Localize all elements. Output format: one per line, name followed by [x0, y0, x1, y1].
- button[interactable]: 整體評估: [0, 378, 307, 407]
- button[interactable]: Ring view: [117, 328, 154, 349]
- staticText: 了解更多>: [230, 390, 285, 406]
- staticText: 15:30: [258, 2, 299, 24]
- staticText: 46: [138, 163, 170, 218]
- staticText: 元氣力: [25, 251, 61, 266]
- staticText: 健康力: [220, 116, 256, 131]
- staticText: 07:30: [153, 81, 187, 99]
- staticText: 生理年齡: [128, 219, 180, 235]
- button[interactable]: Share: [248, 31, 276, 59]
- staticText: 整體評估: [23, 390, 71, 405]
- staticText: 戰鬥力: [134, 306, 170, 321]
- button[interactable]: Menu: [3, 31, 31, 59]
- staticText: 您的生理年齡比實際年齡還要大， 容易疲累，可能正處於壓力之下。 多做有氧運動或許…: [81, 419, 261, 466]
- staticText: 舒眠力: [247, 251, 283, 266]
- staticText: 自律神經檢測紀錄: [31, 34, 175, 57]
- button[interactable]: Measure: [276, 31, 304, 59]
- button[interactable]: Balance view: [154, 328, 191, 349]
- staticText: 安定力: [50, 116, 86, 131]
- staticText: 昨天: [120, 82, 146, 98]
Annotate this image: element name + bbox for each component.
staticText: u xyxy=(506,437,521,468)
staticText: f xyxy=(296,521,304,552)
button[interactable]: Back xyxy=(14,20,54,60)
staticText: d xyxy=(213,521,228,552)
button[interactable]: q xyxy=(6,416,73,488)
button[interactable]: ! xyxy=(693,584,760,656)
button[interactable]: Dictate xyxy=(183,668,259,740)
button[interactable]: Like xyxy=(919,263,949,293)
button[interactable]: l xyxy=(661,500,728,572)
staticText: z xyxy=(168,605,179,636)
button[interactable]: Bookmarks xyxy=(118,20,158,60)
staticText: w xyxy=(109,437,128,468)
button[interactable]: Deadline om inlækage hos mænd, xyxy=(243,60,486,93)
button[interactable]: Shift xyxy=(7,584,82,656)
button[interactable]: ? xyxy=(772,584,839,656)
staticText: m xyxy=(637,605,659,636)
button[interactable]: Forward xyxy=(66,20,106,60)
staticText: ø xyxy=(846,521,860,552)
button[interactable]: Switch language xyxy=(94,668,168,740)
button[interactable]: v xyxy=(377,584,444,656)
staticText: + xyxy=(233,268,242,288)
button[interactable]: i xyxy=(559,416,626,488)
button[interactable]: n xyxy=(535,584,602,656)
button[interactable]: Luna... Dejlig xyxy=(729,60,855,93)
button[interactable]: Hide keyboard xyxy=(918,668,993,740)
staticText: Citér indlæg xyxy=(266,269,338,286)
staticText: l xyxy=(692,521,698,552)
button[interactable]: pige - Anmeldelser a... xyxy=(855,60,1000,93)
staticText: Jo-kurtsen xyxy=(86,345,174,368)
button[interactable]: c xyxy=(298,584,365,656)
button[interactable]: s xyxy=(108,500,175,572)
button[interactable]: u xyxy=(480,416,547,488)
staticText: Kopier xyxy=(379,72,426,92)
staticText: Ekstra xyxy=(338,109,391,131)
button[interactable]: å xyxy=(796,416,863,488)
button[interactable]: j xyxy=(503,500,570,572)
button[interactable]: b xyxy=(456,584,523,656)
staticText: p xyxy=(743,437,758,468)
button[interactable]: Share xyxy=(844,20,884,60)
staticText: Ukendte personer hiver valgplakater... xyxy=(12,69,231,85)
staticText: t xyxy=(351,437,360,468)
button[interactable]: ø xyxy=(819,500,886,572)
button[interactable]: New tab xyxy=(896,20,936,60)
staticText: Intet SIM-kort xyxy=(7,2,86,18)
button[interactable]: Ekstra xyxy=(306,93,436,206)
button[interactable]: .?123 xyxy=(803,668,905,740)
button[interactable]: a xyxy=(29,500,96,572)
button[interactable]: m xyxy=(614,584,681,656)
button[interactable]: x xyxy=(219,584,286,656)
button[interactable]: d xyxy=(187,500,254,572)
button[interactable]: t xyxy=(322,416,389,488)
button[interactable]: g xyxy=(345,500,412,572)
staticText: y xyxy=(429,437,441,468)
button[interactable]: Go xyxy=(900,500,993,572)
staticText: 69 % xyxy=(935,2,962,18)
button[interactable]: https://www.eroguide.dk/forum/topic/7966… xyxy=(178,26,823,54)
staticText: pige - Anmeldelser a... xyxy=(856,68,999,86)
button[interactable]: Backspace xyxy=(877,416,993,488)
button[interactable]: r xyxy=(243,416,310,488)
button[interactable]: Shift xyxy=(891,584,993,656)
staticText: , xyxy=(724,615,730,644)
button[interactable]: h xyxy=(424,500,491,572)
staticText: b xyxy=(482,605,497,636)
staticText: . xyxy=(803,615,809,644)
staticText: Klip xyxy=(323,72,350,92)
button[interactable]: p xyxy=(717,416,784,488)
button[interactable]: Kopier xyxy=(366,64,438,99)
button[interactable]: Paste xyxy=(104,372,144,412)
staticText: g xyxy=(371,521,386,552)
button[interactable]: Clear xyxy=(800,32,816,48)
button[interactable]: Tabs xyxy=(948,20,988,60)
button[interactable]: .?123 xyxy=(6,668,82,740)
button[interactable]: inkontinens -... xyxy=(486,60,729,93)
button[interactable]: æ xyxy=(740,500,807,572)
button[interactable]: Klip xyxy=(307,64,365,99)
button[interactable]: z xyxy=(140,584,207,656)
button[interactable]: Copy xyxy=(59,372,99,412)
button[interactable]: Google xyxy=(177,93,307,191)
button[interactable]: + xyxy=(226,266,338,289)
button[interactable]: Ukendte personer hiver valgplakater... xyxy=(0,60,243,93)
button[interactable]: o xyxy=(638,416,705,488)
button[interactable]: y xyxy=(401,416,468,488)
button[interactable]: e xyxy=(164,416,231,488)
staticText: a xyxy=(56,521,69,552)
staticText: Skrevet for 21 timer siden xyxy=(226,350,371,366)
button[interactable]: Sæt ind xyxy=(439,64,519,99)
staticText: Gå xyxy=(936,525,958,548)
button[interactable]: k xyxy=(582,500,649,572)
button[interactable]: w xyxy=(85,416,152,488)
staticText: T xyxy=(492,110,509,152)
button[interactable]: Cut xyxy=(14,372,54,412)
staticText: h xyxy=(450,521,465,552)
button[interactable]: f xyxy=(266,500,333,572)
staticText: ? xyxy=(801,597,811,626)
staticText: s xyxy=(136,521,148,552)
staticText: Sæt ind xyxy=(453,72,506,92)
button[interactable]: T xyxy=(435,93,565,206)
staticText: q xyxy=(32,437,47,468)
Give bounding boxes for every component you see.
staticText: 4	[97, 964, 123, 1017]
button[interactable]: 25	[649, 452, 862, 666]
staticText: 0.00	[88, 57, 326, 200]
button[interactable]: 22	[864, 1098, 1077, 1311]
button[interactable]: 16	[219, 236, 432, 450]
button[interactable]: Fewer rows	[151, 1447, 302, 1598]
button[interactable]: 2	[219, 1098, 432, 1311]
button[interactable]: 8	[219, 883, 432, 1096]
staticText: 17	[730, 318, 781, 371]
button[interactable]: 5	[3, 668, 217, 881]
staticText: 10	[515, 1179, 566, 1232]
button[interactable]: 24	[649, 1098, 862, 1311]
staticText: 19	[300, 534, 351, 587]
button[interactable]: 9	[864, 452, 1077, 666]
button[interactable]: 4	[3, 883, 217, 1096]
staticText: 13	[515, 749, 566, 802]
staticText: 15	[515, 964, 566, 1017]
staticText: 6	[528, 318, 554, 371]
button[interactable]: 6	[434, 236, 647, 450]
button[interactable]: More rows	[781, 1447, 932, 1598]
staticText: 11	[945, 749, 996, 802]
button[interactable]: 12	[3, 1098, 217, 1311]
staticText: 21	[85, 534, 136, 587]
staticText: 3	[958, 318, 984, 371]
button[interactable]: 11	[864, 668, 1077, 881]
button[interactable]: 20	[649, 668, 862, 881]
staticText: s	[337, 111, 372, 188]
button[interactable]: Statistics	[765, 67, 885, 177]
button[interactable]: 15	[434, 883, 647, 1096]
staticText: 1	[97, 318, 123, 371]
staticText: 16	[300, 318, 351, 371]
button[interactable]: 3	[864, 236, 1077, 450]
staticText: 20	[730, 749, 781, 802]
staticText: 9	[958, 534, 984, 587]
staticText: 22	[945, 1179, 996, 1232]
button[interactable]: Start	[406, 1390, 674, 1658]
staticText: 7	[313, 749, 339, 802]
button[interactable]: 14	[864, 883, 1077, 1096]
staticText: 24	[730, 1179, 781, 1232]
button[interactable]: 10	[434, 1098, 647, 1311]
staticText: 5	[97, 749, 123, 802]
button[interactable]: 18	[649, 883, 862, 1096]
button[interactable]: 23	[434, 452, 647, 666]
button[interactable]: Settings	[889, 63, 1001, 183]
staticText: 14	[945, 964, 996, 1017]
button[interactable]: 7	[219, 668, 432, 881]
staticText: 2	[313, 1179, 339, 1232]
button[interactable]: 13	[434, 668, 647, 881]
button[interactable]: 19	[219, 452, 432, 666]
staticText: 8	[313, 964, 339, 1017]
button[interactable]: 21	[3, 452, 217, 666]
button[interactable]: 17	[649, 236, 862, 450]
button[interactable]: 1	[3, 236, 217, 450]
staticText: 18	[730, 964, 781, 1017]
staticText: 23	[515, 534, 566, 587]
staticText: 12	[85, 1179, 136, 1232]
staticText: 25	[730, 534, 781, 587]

▶ [Exercise brief]:
Please rewrite the items starting at the first line and ending at the line that contains "- staticText: 了解更多>: [230, 390, 285, 406]", with "Localize" replaced by "Locate" and nothing else changed. Give only those lines.

▶ [Answer for this exercise]:
Locate all elements. Output format: one per line, name followed by [x0, y0, x1, y1].
- button[interactable]: 整體評估: [0, 378, 307, 407]
- button[interactable]: Ring view: [117, 328, 154, 349]
- staticText: 了解更多>: [230, 390, 285, 406]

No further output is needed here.